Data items
--------------------------------------------------

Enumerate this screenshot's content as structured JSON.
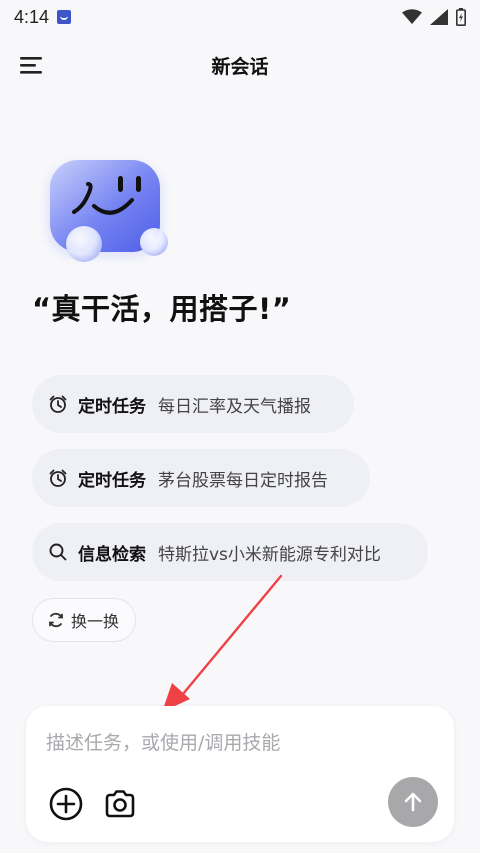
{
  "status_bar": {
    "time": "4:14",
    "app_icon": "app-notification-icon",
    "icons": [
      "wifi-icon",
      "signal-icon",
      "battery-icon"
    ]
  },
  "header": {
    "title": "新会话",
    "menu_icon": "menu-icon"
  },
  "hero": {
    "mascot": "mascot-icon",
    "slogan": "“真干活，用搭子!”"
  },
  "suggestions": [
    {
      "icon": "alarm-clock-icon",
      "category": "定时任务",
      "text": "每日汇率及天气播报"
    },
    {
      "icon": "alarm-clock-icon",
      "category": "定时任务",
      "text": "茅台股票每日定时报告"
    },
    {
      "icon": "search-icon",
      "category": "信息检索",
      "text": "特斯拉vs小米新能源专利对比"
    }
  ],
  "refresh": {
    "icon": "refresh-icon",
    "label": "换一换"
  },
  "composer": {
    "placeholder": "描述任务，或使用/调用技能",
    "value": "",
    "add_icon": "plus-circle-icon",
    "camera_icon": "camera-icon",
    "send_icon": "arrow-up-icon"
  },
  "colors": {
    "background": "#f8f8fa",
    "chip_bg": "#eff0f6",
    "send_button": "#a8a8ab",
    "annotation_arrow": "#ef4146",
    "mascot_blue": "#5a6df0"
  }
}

--------------------------------------------------

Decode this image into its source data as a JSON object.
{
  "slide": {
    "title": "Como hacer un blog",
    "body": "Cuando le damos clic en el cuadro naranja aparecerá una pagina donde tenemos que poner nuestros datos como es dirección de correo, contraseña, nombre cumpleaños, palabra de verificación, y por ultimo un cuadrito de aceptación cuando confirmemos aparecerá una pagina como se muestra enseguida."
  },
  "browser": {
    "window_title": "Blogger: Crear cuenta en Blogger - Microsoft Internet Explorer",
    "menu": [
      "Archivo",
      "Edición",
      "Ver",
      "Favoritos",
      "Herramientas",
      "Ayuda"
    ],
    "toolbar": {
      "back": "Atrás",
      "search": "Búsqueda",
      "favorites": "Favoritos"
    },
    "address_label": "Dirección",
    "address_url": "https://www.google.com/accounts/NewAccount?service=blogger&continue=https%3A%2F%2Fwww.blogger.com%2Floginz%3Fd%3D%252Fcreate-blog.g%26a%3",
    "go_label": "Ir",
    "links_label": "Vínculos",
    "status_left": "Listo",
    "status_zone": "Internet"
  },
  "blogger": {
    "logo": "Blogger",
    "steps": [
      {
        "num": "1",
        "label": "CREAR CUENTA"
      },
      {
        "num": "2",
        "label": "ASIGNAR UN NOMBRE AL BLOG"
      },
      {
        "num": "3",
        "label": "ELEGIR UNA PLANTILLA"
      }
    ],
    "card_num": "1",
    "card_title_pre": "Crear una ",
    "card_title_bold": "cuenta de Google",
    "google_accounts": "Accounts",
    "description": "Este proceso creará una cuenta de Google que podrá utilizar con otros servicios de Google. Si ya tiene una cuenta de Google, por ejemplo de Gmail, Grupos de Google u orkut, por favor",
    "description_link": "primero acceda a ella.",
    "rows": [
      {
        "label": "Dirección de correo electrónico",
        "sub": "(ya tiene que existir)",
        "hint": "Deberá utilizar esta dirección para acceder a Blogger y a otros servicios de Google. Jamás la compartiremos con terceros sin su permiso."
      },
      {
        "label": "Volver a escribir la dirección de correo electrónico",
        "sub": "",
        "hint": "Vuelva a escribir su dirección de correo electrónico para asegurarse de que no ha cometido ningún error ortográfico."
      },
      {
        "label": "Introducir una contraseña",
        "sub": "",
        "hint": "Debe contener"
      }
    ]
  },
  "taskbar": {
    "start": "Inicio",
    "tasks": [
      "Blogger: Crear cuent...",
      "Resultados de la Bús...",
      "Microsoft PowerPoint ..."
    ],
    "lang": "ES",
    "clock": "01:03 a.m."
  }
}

--------------------------------------------------

Goal = Examine the entries and report how many of their lines contain the string "utilizar", giving no more than the number.

Written response = 2